Task objective | Report every line below that holds the word "this".

Source records |
+ + + + +

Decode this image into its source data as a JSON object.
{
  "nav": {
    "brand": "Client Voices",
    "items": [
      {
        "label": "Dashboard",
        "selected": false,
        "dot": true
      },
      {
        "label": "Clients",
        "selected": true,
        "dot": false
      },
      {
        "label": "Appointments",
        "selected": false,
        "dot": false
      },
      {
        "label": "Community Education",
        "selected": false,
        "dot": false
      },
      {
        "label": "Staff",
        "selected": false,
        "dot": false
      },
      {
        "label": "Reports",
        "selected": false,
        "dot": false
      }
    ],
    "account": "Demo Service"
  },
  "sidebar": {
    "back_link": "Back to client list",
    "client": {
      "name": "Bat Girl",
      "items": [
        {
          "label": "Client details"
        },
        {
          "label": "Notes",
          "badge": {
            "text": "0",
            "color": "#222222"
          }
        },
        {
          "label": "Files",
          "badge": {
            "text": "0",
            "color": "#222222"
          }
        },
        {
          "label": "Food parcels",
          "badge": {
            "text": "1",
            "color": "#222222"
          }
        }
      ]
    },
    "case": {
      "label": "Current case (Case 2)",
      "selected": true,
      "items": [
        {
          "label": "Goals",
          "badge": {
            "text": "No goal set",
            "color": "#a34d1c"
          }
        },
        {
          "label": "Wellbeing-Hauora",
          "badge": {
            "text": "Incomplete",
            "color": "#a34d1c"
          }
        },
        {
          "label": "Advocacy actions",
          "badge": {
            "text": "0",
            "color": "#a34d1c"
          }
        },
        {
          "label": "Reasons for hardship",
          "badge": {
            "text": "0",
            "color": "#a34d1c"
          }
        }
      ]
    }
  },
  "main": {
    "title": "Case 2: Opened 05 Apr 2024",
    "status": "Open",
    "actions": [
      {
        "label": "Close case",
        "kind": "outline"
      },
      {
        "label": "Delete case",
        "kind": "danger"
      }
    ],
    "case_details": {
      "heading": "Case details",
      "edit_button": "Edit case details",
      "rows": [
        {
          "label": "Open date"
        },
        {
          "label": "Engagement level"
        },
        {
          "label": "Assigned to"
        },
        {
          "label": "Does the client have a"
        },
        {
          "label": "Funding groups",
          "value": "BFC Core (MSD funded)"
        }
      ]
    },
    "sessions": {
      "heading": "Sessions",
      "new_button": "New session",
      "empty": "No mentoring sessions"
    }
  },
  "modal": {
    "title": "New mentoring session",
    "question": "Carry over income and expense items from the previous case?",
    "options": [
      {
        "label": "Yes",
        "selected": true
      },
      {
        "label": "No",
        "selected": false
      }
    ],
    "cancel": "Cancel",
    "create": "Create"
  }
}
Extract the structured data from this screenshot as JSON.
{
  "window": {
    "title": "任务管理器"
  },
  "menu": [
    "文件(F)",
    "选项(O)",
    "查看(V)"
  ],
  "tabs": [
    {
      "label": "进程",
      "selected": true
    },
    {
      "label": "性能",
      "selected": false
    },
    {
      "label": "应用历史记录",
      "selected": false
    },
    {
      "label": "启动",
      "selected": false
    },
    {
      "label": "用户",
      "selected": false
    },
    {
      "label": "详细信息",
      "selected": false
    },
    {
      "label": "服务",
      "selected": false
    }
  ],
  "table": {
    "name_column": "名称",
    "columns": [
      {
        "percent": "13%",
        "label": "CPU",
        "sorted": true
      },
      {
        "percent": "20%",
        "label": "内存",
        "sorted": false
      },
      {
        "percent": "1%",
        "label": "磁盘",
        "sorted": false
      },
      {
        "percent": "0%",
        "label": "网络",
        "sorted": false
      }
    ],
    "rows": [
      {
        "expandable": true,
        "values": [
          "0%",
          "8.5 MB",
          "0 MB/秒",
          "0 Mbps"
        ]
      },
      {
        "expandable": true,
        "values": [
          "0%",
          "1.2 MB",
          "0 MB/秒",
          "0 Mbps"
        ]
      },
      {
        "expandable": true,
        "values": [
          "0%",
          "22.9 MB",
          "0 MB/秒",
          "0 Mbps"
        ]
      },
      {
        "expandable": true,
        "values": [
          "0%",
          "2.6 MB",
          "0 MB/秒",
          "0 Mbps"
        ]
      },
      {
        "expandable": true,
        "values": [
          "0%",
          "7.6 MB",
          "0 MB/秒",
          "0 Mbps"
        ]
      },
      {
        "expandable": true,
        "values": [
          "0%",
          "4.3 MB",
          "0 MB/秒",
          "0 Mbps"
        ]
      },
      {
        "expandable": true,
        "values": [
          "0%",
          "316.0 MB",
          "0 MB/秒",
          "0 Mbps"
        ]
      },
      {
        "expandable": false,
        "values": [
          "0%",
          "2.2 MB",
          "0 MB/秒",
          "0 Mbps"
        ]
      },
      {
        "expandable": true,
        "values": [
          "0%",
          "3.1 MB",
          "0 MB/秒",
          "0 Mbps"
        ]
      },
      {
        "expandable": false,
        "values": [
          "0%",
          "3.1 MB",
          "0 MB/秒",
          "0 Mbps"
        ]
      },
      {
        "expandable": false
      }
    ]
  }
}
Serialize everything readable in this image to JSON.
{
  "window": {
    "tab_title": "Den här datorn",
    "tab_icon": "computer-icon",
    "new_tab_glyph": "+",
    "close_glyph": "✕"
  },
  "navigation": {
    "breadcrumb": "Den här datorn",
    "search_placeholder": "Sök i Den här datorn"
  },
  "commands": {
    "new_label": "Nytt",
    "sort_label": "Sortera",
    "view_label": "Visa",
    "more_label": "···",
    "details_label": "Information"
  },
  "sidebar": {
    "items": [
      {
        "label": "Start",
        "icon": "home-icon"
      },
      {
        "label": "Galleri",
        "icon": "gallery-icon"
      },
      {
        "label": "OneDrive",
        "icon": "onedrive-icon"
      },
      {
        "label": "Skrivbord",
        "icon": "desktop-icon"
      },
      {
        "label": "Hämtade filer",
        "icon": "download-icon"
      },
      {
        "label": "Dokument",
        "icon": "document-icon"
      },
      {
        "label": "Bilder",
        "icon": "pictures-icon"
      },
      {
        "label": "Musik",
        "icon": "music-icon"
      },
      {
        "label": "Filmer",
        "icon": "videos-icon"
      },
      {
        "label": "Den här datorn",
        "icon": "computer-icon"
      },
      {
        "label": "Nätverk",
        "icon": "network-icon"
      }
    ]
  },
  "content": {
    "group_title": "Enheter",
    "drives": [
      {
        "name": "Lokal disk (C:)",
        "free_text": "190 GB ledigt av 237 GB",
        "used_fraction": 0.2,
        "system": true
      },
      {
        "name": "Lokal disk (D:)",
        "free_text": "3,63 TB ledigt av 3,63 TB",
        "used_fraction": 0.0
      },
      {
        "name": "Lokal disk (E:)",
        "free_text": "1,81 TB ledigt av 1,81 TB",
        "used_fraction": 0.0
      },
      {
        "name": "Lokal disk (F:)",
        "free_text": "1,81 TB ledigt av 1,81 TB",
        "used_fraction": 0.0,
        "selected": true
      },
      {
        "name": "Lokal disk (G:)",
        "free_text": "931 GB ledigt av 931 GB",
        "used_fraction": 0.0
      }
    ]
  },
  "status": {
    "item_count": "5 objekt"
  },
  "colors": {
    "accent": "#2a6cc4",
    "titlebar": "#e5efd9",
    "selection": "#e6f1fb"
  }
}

+ + + + +

Complete answer |
Decode this image into its source data as a JSON object.
Extract the structured data from this screenshot as JSON.
Serialize everything readable in this image to JSON.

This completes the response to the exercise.